Written problem: Could you give every row below as a Markdown table with the columns "No." and "Row text", numbering the rows and leaving out any blank lines?

[Records from a data source]
============================================================
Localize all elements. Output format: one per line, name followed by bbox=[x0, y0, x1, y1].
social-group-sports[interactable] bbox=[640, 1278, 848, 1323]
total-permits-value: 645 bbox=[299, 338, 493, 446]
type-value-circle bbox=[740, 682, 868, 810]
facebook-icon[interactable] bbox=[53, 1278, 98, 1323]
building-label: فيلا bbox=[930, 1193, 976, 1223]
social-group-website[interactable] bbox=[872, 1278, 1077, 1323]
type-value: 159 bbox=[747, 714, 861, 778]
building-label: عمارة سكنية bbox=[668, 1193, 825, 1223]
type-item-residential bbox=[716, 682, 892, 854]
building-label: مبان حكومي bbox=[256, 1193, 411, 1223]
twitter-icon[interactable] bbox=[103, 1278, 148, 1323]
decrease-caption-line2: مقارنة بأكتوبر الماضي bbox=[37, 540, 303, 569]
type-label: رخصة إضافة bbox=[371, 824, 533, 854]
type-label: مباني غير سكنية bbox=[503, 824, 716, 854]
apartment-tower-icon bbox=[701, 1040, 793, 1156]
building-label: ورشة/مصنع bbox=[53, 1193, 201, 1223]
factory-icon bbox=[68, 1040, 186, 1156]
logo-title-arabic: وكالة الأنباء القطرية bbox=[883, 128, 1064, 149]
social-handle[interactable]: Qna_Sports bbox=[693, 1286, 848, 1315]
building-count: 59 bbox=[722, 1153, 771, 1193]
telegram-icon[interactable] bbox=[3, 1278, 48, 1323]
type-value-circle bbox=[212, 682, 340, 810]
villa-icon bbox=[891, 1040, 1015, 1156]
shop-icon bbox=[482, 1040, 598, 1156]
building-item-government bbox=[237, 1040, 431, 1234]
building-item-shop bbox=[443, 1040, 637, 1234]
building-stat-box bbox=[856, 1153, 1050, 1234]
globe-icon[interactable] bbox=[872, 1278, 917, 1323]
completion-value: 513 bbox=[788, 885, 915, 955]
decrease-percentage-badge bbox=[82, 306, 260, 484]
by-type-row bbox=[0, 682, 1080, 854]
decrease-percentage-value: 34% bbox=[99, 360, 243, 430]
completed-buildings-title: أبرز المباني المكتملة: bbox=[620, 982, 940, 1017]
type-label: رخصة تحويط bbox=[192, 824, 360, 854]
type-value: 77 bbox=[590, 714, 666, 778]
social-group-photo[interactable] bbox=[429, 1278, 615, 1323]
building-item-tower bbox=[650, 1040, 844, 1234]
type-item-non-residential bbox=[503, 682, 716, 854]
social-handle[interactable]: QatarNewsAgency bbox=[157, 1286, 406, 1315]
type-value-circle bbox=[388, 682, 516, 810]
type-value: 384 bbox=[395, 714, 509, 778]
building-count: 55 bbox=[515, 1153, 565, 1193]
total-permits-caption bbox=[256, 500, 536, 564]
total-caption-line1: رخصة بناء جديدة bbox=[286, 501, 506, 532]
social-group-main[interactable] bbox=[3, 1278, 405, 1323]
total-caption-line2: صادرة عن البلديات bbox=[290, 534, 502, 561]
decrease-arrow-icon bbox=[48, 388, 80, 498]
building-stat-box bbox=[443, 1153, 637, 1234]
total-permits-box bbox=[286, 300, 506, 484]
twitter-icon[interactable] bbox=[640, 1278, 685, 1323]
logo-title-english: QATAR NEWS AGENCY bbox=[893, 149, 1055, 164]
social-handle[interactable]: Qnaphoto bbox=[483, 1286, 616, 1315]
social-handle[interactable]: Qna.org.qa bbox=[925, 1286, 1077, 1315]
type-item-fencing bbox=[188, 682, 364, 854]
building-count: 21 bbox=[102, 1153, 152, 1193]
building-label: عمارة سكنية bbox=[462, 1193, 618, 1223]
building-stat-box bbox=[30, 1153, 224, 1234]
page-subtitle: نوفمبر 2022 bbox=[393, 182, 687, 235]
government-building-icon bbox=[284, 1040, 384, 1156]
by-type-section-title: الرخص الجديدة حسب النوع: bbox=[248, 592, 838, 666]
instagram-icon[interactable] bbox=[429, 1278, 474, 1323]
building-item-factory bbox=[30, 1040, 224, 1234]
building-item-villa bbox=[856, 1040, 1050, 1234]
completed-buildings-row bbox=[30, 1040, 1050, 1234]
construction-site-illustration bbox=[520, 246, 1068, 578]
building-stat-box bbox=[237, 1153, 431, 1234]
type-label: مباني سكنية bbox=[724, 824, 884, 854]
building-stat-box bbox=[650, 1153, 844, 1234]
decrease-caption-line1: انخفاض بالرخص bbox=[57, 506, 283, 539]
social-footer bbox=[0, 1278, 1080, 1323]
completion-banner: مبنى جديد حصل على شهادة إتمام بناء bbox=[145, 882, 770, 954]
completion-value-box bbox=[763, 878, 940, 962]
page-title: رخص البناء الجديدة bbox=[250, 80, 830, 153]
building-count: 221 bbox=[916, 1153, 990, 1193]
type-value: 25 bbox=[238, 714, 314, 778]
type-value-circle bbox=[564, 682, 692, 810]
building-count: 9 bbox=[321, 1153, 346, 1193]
============================================================
Task solution:
| No. | Row text |
|---|---|
| 1 | Localize all elements. Output format: one per line, name followed by bbox=[x0, y0, x1, y1]. |
| 2 | social-group-sports[interactable] bbox=[640, 1278, 848, 1323] |
| 3 | total-permits-value: 645 bbox=[299, 338, 493, 446] |
| 4 | type-value-circle bbox=[740, 682, 868, 810] |
| 5 | facebook-icon[interactable] bbox=[53, 1278, 98, 1323] |
| 6 | building-label: فيلا bbox=[930, 1193, 976, 1223] |
| 7 | social-group-website[interactable] bbox=[872, 1278, 1077, 1323] |
| 8 | type-value: 159 bbox=[747, 714, 861, 778] |
| 9 | building-label: عمارة سكنية bbox=[668, 1193, 825, 1223] |
| 10 | type-item-residential bbox=[716, 682, 892, 854] |
| 11 | building-label: مبان حكومي bbox=[256, 1193, 411, 1223] |
| 12 | twitter-icon[interactable] bbox=[103, 1278, 148, 1323] |
| 13 | decrease-caption-line2: مقارنة بأكتوبر الماضي bbox=[37, 540, 303, 569] |
| 14 | type-label: رخصة إضافة bbox=[371, 824, 533, 854] |
| 15 | type-label: مباني غير سكنية bbox=[503, 824, 716, 854] |
| 16 | apartment-tower-icon bbox=[701, 1040, 793, 1156] |
| 17 | building-label: ورشة/مصنع bbox=[53, 1193, 201, 1223] |
| 18 | factory-icon bbox=[68, 1040, 186, 1156] |
| 19 | logo-title-arabic: وكالة الأنباء القطرية bbox=[883, 128, 1064, 149] |
| 20 | social-handle[interactable]: Qna_Sports bbox=[693, 1286, 848, 1315] |
| 21 | building-count: 59 bbox=[722, 1153, 771, 1193] |
| 22 | telegram-icon[interactable] bbox=[3, 1278, 48, 1323] |
| 23 | type-value-circle bbox=[212, 682, 340, 810] |
| 24 | villa-icon bbox=[891, 1040, 1015, 1156] |
| 25 | shop-icon bbox=[482, 1040, 598, 1156] |
| 26 | building-item-government bbox=[237, 1040, 431, 1234] |
| 27 | building-item-shop bbox=[443, 1040, 637, 1234] |
| 28 | building-stat-box bbox=[856, 1153, 1050, 1234] |
| 29 | globe-icon[interactable] bbox=[872, 1278, 917, 1323] |
| 30 | completion-value: 513 bbox=[788, 885, 915, 955] |
| 31 | decrease-percentage-badge bbox=[82, 306, 260, 484] |
| 32 | by-type-row bbox=[0, 682, 1080, 854] |
| 33 | decrease-percentage-value: 34% bbox=[99, 360, 243, 430] |
| 34 | completed-buildings-title: أبرز المباني المكتملة: bbox=[620, 982, 940, 1017] |
| 35 | type-label: رخصة تحويط bbox=[192, 824, 360, 854] |
| 36 | type-value: 77 bbox=[590, 714, 666, 778] |
| 37 | social-group-photo[interactable] bbox=[429, 1278, 615, 1323] |
| 38 | building-item-tower bbox=[650, 1040, 844, 1234] |
| 39 | type-item-non-residential bbox=[503, 682, 716, 854] |
| 40 | social-handle[interactable]: QatarNewsAgency bbox=[157, 1286, 406, 1315] |
| 41 | type-value-circle bbox=[388, 682, 516, 810] |
| 42 | type-value: 384 bbox=[395, 714, 509, 778] |
| 43 | building-count: 55 bbox=[515, 1153, 565, 1193] |
| 44 | total-permits-caption bbox=[256, 500, 536, 564] |
| 45 | total-caption-line1: رخصة بناء جديدة bbox=[286, 501, 506, 532] |
| 46 | social-group-main[interactable] bbox=[3, 1278, 405, 1323] |
| 47 | total-caption-line2: صادرة عن البلديات bbox=[290, 534, 502, 561] |
| 48 | decrease-arrow-icon bbox=[48, 388, 80, 498] |
| 49 | building-stat-box bbox=[443, 1153, 637, 1234] |
| 50 | total-permits-box bbox=[286, 300, 506, 484] |
| 51 | twitter-icon[interactable] bbox=[640, 1278, 685, 1323] |
| 52 | logo-title-english: QATAR NEWS AGENCY bbox=[893, 149, 1055, 164] |
| 53 | social-handle[interactable]: Qnaphoto bbox=[483, 1286, 616, 1315] |
| 54 | social-handle[interactable]: Qna.org.qa bbox=[925, 1286, 1077, 1315] |
| 55 | type-item-fencing bbox=[188, 682, 364, 854] |
| 56 | building-count: 21 bbox=[102, 1153, 152, 1193] |
| 57 | building-label: عمارة سكنية bbox=[462, 1193, 618, 1223] |
| 58 | building-stat-box bbox=[30, 1153, 224, 1234] |
| 59 | page-subtitle: نوفمبر 2022 bbox=[393, 182, 687, 235] |
| 60 | government-building-icon bbox=[284, 1040, 384, 1156] |
| 61 | by-type-section-title: الرخص الجديدة حسب النوع: bbox=[248, 592, 838, 666] |
| 62 | instagram-icon[interactable] bbox=[429, 1278, 474, 1323] |
| 63 | building-item-factory bbox=[30, 1040, 224, 1234] |
| 64 | building-item-villa bbox=[856, 1040, 1050, 1234] |
| 65 | completed-buildings-row bbox=[30, 1040, 1050, 1234] |
| 66 | construction-site-illustration bbox=[520, 246, 1068, 578] |
| 67 | building-stat-box bbox=[237, 1153, 431, 1234] |
| 68 | type-label: مباني سكنية bbox=[724, 824, 884, 854] |
| 69 | building-stat-box bbox=[650, 1153, 844, 1234] |
| 70 | decrease-caption-line1: انخفاض بالرخص bbox=[57, 506, 283, 539] |
| 71 | social-footer bbox=[0, 1278, 1080, 1323] |
| 72 | completion-banner: مبنى جديد حصل على شهادة إتمام بناء bbox=[145, 882, 770, 954] |
| 73 | completion-value-box bbox=[763, 878, 940, 962] |
| 74 | page-title: رخص البناء الجديدة bbox=[250, 80, 830, 153] |
| 75 | building-count: 221 bbox=[916, 1153, 990, 1193] |
| 76 | type-value: 25 bbox=[238, 714, 314, 778] |
| 77 | type-value-circle bbox=[564, 682, 692, 810] |
| 78 | building-count: 9 bbox=[321, 1153, 346, 1193] |